--- Challenge ---
Look through the material and tally each line bearing the word "Осмотр". Give only the total.

--- Data records ---
BEGIN
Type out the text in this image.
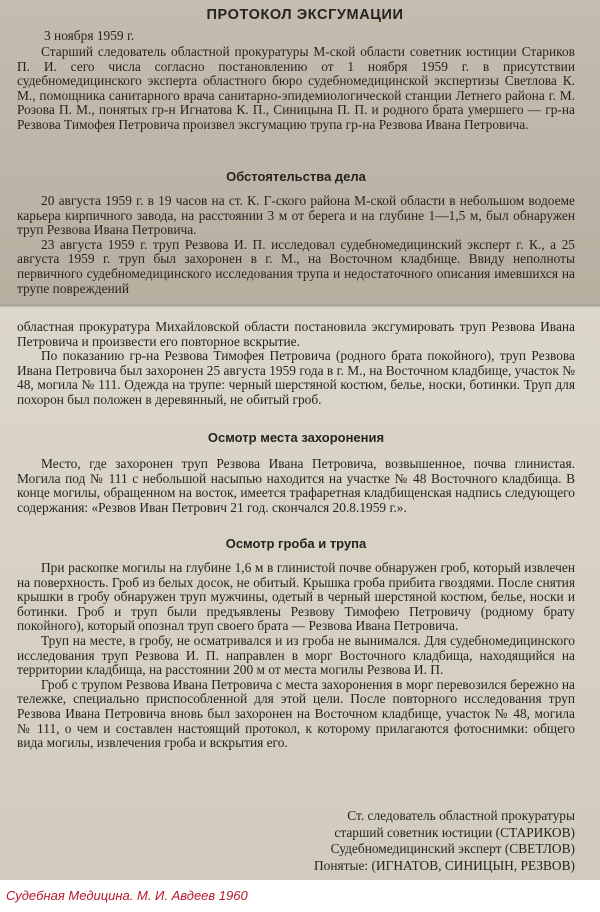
ПРОТОКОЛ ЭКСГУМАЦИИ

3 ноября 1959 г.

Старший следователь областной прокуратуры М-ской области советник юстиции Стариков П. И. сего числа согласно постановлению от 1 ноября 1959 г. в присутствии судебномедицинского эксперта областного бюро судебномедицинской экспертизы Светлова К. М., помощника санитарного врача санитарно-эпидемиологической станции Летнего района г. М. Розова П. М., понятых гр-н Игнатова К. П., Синицына П. П. и родного брата умершего — гр-на Резвова Тимофея Петровича произвел эксгумацию трупа гр-на Резвова Ивана Петровича.

Обстоятельства дела

20 августа 1959 г. в 19 часов на ст. К. Г-ского района М-ской области в небольшом водоеме карьера кирпичного завода, на расстоянии 3 м от берега и на глубине 1—1,5 м, был обнаружен труп Резвова Ивана Петровича.

23 августа 1959 г. труп Резвова И. П. исследовал судебномедицинский эксперт г. К., а 25 августа 1959 г. труп был захоронен в г. М., на Восточном кладбище. Ввиду неполноты первичного судебномедицинского исследования трупа и недостаточного описания имевшихся на трупе повреждений

областная прокуратура Михайловской области постановила эксгумировать труп Резвова Ивана Петровича и произвести его повторное вскрытие.

По показанию гр-на Резвова Тимофея Петровича (родного брата покойного), труп Резвова Ивана Петровича был захоронен 25 августа 1959 года в г. М., на Восточном кладбище, участок № 48, могила № 111. Одежда на трупе: черный шерстяной костюм, белье, носки, ботинки. Труп для похорон был положен в деревянный, не обитый гроб.

Осмотр места захоронения

Место, где захоронен труп Резвова Ивана Петровича, возвышенное, почва глинистая. Могила под № 111 с небольшой насыпью находится на участке № 48 Восточного кладбища. В конце могилы, обращенном на восток, имеется трафаретная кладбищенская надпись следующего содержания: «Резвов Иван Петрович 21 год. скончался 20.8.1959 г.».

Осмотр гроба и трупа

При раскопке могилы на глубине 1,6 м в глинистой почве обнаружен гроб, который извлечен на поверхность. Гроб из белых досок, не обитый. Крышка гроба прибита гвоздями. После снятия крышки в гробу обнаружен труп мужчины, одетый в черный шерстяной костюм, белье, носки и ботинки. Гроб и труп были предъявлены Резвову Тимофею Петровичу (родному брату покойного), который опознал труп своего брата — Резвова Ивана Петровича.

Труп на месте, в гробу, не осматривался и из гроба не вынимался. Для судебномедицинского исследования труп Резвова И. П. направлен в морг Восточного кладбища, находящийся на территории кладбища, на расстоянии 200 м от места могилы Резвова И. П.

Гроб с трупом Резвова Ивана Петровича с места захоронения в морг перевозился бережно на тележке, специально приспособленной для этой цели. После повторного исследования труп Резвова Ивана Петровича вновь был захоронен на Восточном кладбище, участок № 48, могила № 111, о чем и составлен настоящий протокол, к которому прилагаются фотоснимки: общего вида могилы, извлечения гроба и вскрытия его.

Ст. следователь областной прокуратуры

старший советник юстиции (СТАРИКОВ)

Судебномедицинский эксперт (СВЕТЛОВ)

Понятые: (ИГНАТОВ, СИНИЦЫН, РЕЗВОВ)

Судебная Медицина. М. И. Авдеев 1960
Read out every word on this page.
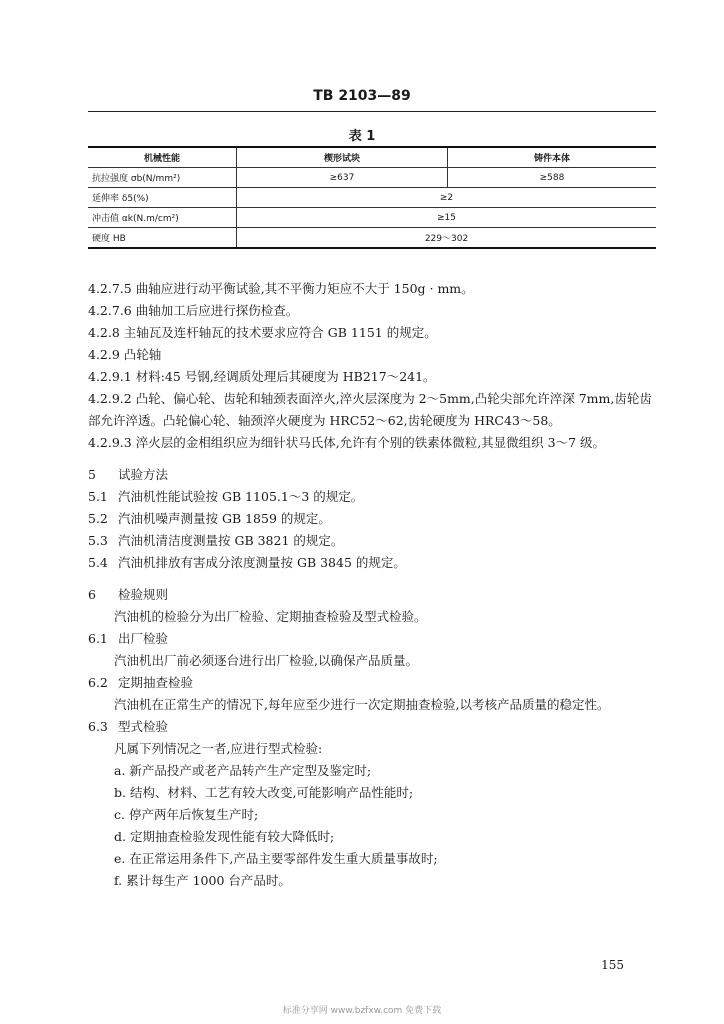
TB 2103—89
表 1
机械性能	楔形试块	铸件本体
抗拉强度 σb(N/mm²)	≥637	≥588
延伸率 δ5(%)	≥2	
冲击值 αk(N.m/cm²)	≥15	
硬度 HB	229～302	
4.2.7.5 曲轴应进行动平衡试验,其不平衡力矩应不大于 150g · mm。
4.2.7.6 曲轴加工后应进行探伤检查。
4.2.8 主轴瓦及连杆轴瓦的技术要求应符合 GB 1151 的规定。
4.2.9 凸轮轴
4.2.9.1 材料:45 号钢,经调质处理后其硬度为 HB217～241。
4.2.9.2 凸轮、偏心轮、齿轮和轴颈表面淬火,淬火层深度为 2～5mm,凸轮尖部允许淬深 7mm,齿轮齿部允许淬透。凸轮偏心轮、轴颈淬火硬度为 HRC52～62,齿轮硬度为 HRC43～58。
4.2.9.3 淬火层的金相组织应为细针状马氏体,允许有个别的铁素体微粒,其显微组织 3～7 级。
5 试验方法
5.1 汽油机性能试验按 GB 1105.1～3 的规定。
5.2 汽油机噪声测量按 GB 1859 的规定。
5.3 汽油机清洁度测量按 GB 3821 的规定。
5.4 汽油机排放有害成分浓度测量按 GB 3845 的规定。
6 检验规则
汽油机的检验分为出厂检验、定期抽查检验及型式检验。
6.1 出厂检验
汽油机出厂前必须逐台进行出厂检验,以确保产品质量。
6.2 定期抽查检验
汽油机在正常生产的情况下,每年应至少进行一次定期抽查检验,以考核产品质量的稳定性。
6.3 型式检验
凡属下列情况之一者,应进行型式检验:
a. 新产品投产或老产品转产生产定型及鉴定时;
b. 结构、材料、工艺有较大改变,可能影响产品性能时;
c. 停产两年后恢复生产时;
d. 定期抽查检验发现性能有较大降低时;
e. 在正常运用条件下,产品主要零部件发生重大质量事故时;
f. 累计每生产 1000 台产品时。
155
标准分享网 www.bzfxw.com 免费下载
END
--- Final result ---
2